**Stated problem:** Copy out every line that contains the word "Sandhai".

(Records that describe figures)
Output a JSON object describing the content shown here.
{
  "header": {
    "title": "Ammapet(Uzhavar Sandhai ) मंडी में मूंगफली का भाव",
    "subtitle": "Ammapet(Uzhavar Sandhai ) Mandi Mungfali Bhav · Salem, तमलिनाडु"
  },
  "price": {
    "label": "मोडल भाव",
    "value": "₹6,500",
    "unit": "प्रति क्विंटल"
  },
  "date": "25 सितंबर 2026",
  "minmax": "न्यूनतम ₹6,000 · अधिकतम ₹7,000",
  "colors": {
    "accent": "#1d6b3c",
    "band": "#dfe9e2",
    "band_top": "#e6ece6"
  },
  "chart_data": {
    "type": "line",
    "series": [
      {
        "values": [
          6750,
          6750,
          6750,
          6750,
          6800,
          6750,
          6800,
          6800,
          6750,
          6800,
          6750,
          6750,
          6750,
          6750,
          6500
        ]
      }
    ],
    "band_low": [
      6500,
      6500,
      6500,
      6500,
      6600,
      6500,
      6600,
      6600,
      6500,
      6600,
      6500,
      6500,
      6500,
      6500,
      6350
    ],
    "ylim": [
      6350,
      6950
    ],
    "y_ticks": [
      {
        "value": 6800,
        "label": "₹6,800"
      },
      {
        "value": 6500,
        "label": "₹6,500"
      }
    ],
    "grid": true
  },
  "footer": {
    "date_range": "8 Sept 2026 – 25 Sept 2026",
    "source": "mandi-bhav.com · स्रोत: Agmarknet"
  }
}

**Task response:**
    "title": "Ammapet(Uzhavar Sandhai ) मंडी में मूंगफली का भाव",
    "subtitle": "Ammapet(Uzhavar Sandhai ) Mandi Mungfali Bhav · Salem, तमलिनाडु"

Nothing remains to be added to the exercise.